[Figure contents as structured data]
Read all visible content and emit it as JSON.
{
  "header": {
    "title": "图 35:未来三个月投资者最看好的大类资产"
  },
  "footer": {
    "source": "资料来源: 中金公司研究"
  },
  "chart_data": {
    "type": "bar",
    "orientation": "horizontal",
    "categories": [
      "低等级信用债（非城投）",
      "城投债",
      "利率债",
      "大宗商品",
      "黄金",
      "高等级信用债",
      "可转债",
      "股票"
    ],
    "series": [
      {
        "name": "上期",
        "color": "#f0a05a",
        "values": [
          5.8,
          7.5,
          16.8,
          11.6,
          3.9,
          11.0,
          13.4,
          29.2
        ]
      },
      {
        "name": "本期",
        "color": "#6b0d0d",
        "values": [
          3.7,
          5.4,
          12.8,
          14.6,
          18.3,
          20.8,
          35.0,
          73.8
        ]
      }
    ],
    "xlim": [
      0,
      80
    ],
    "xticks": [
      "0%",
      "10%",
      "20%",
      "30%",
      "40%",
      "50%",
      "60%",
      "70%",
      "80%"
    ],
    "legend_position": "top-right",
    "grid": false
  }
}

_What you should do_
Repeat the listing exactly, from its first line to its last.

_Expected answer_
Read all visible content and emit it as JSON.
{
  "header": {
    "title": "图 35:未来三个月投资者最看好的大类资产"
  },
  "footer": {
    "source": "资料来源: 中金公司研究"
  },
  "chart_data": {
    "type": "bar",
    "orientation": "horizontal",
    "categories": [
      "低等级信用债（非城投）",
      "城投债",
      "利率债",
      "大宗商品",
      "黄金",
      "高等级信用债",
      "可转债",
      "股票"
    ],
    "series": [
      {
        "name": "上期",
        "color": "#f0a05a",
        "values": [
          5.8,
          7.5,
          16.8,
          11.6,
          3.9,
          11.0,
          13.4,
          29.2
        ]
      },
      {
        "name": "本期",
        "color": "#6b0d0d",
        "values": [
          3.7,
          5.4,
          12.8,
          14.6,
          18.3,
          20.8,
          35.0,
          73.8
        ]
      }
    ],
    "xlim": [
      0,
      80
    ],
    "xticks": [
      "0%",
      "10%",
      "20%",
      "30%",
      "40%",
      "50%",
      "60%",
      "70%",
      "80%"
    ],
    "legend_position": "top-right",
    "grid": false
  }
}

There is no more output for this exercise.